■ **GOAL**
Could you reproduce every one of the rows below word for word, leaving the pictures out of your copy?

■ **MATERIAL TO PROCESS**
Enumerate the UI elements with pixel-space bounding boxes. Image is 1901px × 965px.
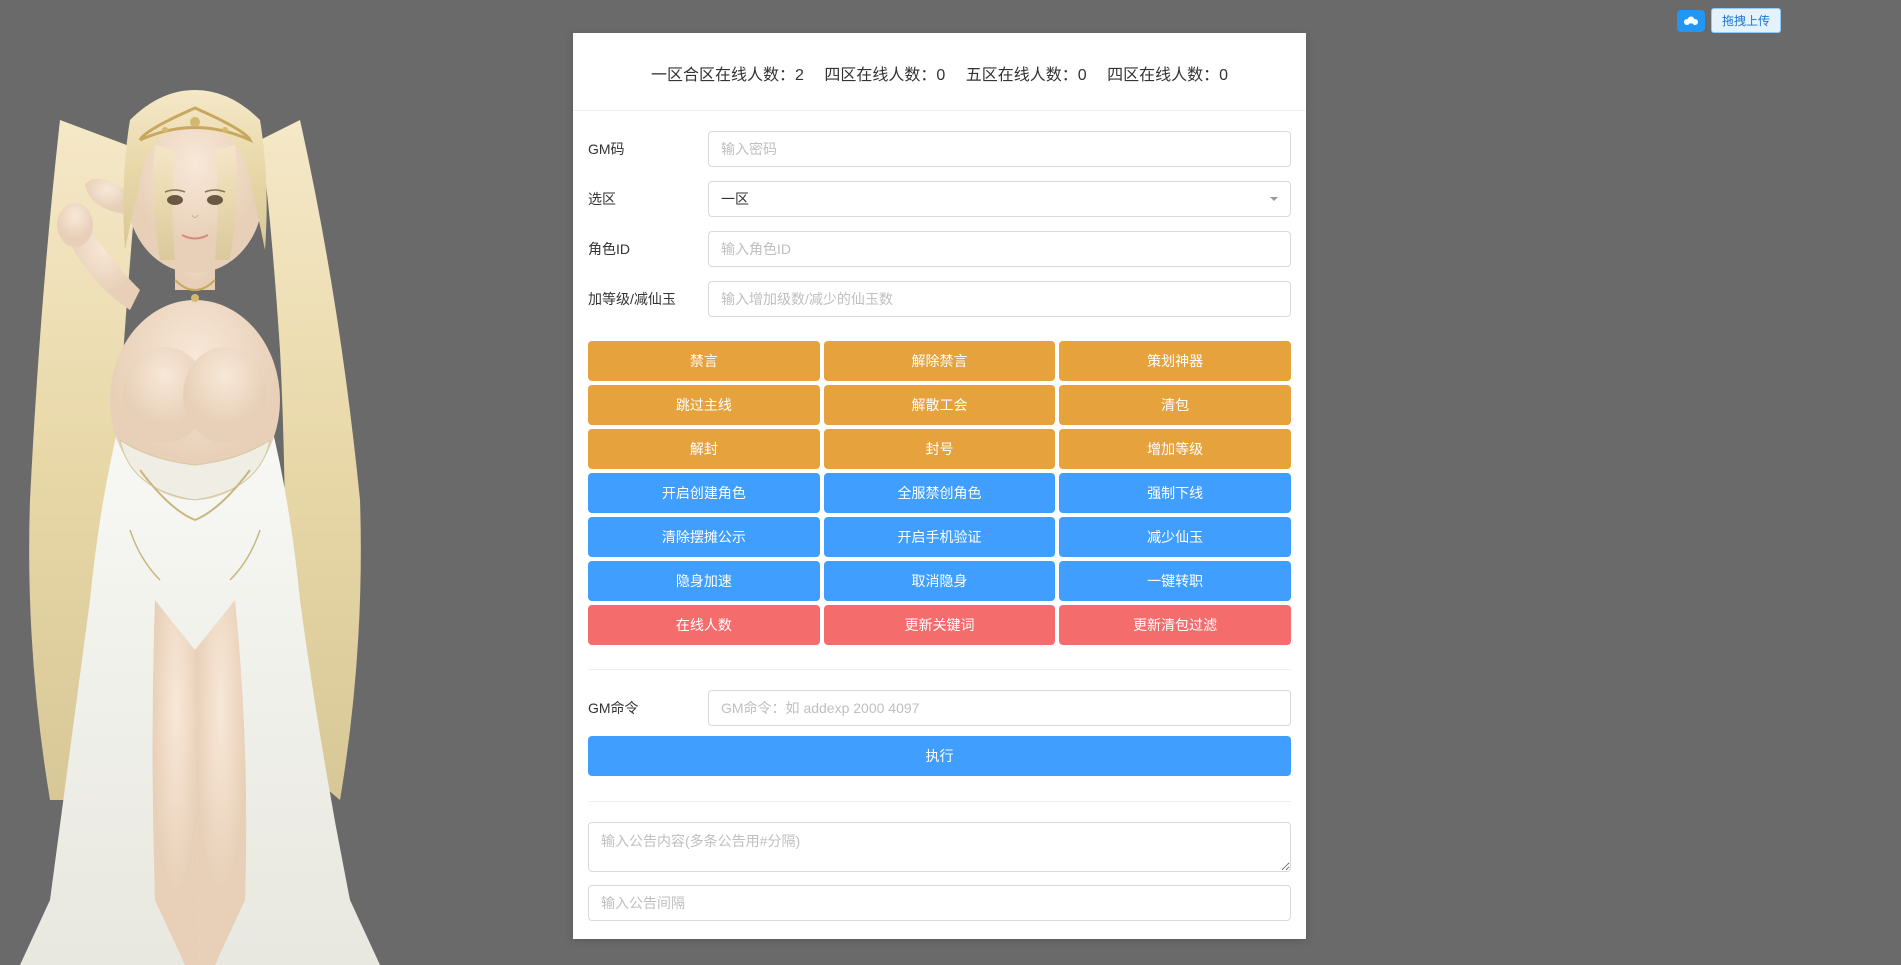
role-id-input[interactable] [708, 231, 1291, 267]
stat-zone4a: 四区在线人数：0 [824, 61, 945, 85]
stat-zone5: 五区在线人数：0 [966, 61, 1087, 85]
level-jade-input[interactable] [708, 281, 1291, 317]
upload-widget: 拖拽上传 [1677, 8, 1781, 33]
one-click-job-change-button[interactable]: 一键转职 [1059, 561, 1291, 601]
unmute-button[interactable]: 解除禁言 [824, 341, 1056, 381]
announcement-section [573, 822, 1306, 921]
announcement-interval-input[interactable] [588, 885, 1291, 921]
stat-zone1: 一区合区在线人数：2 [651, 61, 804, 85]
section-divider-2 [588, 801, 1291, 802]
admin-panel: 一区合区在线人数：2 四区在线人数：0 五区在线人数：0 四区在线人数：0 GM… [573, 33, 1306, 939]
gm-code-input[interactable] [708, 131, 1291, 167]
execute-button[interactable]: 执行 [588, 736, 1291, 776]
skip-main-button[interactable]: 跳过主线 [588, 385, 820, 425]
update-keywords-button[interactable]: 更新关键词 [824, 605, 1056, 645]
section-divider [588, 669, 1291, 670]
level-jade-label: 加等级/减仙玉 [588, 289, 708, 309]
online-count-button[interactable]: 在线人数 [588, 605, 820, 645]
mute-button[interactable]: 禁言 [588, 341, 820, 381]
gm-code-label: GM码 [588, 139, 708, 159]
cloud-upload-icon [1677, 10, 1705, 32]
character-background [0, 0, 480, 965]
stealth-speed-button[interactable]: 隐身加速 [588, 561, 820, 601]
zone-select[interactable]: 一区 [708, 181, 1291, 217]
add-level-button[interactable]: 增加等级 [1059, 429, 1291, 469]
update-clearbag-filter-button[interactable]: 更新清包过滤 [1059, 605, 1291, 645]
clear-stall-notice-button[interactable]: 清除摆摊公示 [588, 517, 820, 557]
zone-label: 选区 [588, 189, 708, 209]
gm-command-section: GM命令 执行 [573, 690, 1306, 801]
online-stats-bar: 一区合区在线人数：2 四区在线人数：0 五区在线人数：0 四区在线人数：0 [573, 51, 1306, 111]
role-id-label: 角色ID [588, 239, 708, 259]
enable-phone-verify-button[interactable]: 开启手机验证 [824, 517, 1056, 557]
action-buttons: 禁言 解除禁言 策划神器 跳过主线 解散工会 清包 解封 封号 增加等级 开启创… [573, 341, 1306, 669]
drag-upload-button[interactable]: 拖拽上传 [1711, 8, 1781, 33]
ban-button[interactable]: 封号 [824, 429, 1056, 469]
gm-command-label: GM命令 [588, 698, 708, 718]
reduce-jade-button[interactable]: 减少仙玉 [1059, 517, 1291, 557]
gm-command-input[interactable] [708, 690, 1291, 726]
force-offline-button[interactable]: 强制下线 [1059, 473, 1291, 513]
enable-create-role-button[interactable]: 开启创建角色 [588, 473, 820, 513]
planner-tool-button[interactable]: 策划神器 [1059, 341, 1291, 381]
character-illustration [0, 0, 480, 965]
stat-zone4b: 四区在线人数：0 [1107, 61, 1228, 85]
announcement-content-input[interactable] [588, 822, 1291, 872]
unban-button[interactable]: 解封 [588, 429, 820, 469]
clear-bag-button[interactable]: 清包 [1059, 385, 1291, 425]
cancel-stealth-button[interactable]: 取消隐身 [824, 561, 1056, 601]
input-form: GM码 选区 一区 角色ID 加等级/减仙玉 [573, 111, 1306, 341]
disable-create-role-button[interactable]: 全服禁创角色 [824, 473, 1056, 513]
disband-guild-button[interactable]: 解散工会 [824, 385, 1056, 425]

■ **FINISHED EXERCISE**
Enumerate the UI elements with pixel-space bounding boxes. Image is 1901px × 965px.
role-id-input[interactable] [708, 231, 1291, 267]
stat-zone4a: 四区在线人数：0 [824, 61, 945, 85]
stat-zone5: 五区在线人数：0 [966, 61, 1087, 85]
level-jade-input[interactable] [708, 281, 1291, 317]
upload-widget: 拖拽上传 [1677, 8, 1781, 33]
one-click-job-change-button[interactable]: 一键转职 [1059, 561, 1291, 601]
unmute-button[interactable]: 解除禁言 [824, 341, 1056, 381]
announcement-section [573, 822, 1306, 921]
announcement-interval-input[interactable] [588, 885, 1291, 921]
stat-zone1: 一区合区在线人数：2 [651, 61, 804, 85]
section-divider-2 [588, 801, 1291, 802]
admin-panel: 一区合区在线人数：2 四区在线人数：0 五区在线人数：0 四区在线人数：0 GM… [573, 33, 1306, 939]
gm-code-input[interactable] [708, 131, 1291, 167]
execute-button[interactable]: 执行 [588, 736, 1291, 776]
skip-main-button[interactable]: 跳过主线 [588, 385, 820, 425]
update-keywords-button[interactable]: 更新关键词 [824, 605, 1056, 645]
section-divider [588, 669, 1291, 670]
level-jade-label: 加等级/减仙玉 [588, 289, 708, 309]
online-count-button[interactable]: 在线人数 [588, 605, 820, 645]
mute-button[interactable]: 禁言 [588, 341, 820, 381]
gm-code-label: GM码 [588, 139, 708, 159]
cloud-upload-icon [1677, 10, 1705, 32]
character-background [0, 0, 480, 965]
stealth-speed-button[interactable]: 隐身加速 [588, 561, 820, 601]
zone-select[interactable]: 一区 [708, 181, 1291, 217]
add-level-button[interactable]: 增加等级 [1059, 429, 1291, 469]
update-clearbag-filter-button[interactable]: 更新清包过滤 [1059, 605, 1291, 645]
clear-stall-notice-button[interactable]: 清除摆摊公示 [588, 517, 820, 557]
zone-label: 选区 [588, 189, 708, 209]
gm-command-section: GM命令 执行 [573, 690, 1306, 801]
online-stats-bar: 一区合区在线人数：2 四区在线人数：0 五区在线人数：0 四区在线人数：0 [573, 51, 1306, 111]
role-id-label: 角色ID [588, 239, 708, 259]
enable-phone-verify-button[interactable]: 开启手机验证 [824, 517, 1056, 557]
action-buttons: 禁言 解除禁言 策划神器 跳过主线 解散工会 清包 解封 封号 增加等级 开启创… [573, 341, 1306, 669]
drag-upload-button[interactable]: 拖拽上传 [1711, 8, 1781, 33]
ban-button[interactable]: 封号 [824, 429, 1056, 469]
gm-command-label: GM命令 [588, 698, 708, 718]
reduce-jade-button[interactable]: 减少仙玉 [1059, 517, 1291, 557]
gm-command-input[interactable] [708, 690, 1291, 726]
force-offline-button[interactable]: 强制下线 [1059, 473, 1291, 513]
enable-create-role-button[interactable]: 开启创建角色 [588, 473, 820, 513]
planner-tool-button[interactable]: 策划神器 [1059, 341, 1291, 381]
character-illustration [0, 0, 480, 965]
stat-zone4b: 四区在线人数：0 [1107, 61, 1228, 85]
announcement-content-input[interactable] [588, 822, 1291, 872]
unban-button[interactable]: 解封 [588, 429, 820, 469]
clear-bag-button[interactable]: 清包 [1059, 385, 1291, 425]
cancel-stealth-button[interactable]: 取消隐身 [824, 561, 1056, 601]
input-form: GM码 选区 一区 角色ID 加等级/减仙玉 [573, 111, 1306, 341]
disable-create-role-button[interactable]: 全服禁创角色 [824, 473, 1056, 513]
disband-guild-button[interactable]: 解散工会 [824, 385, 1056, 425]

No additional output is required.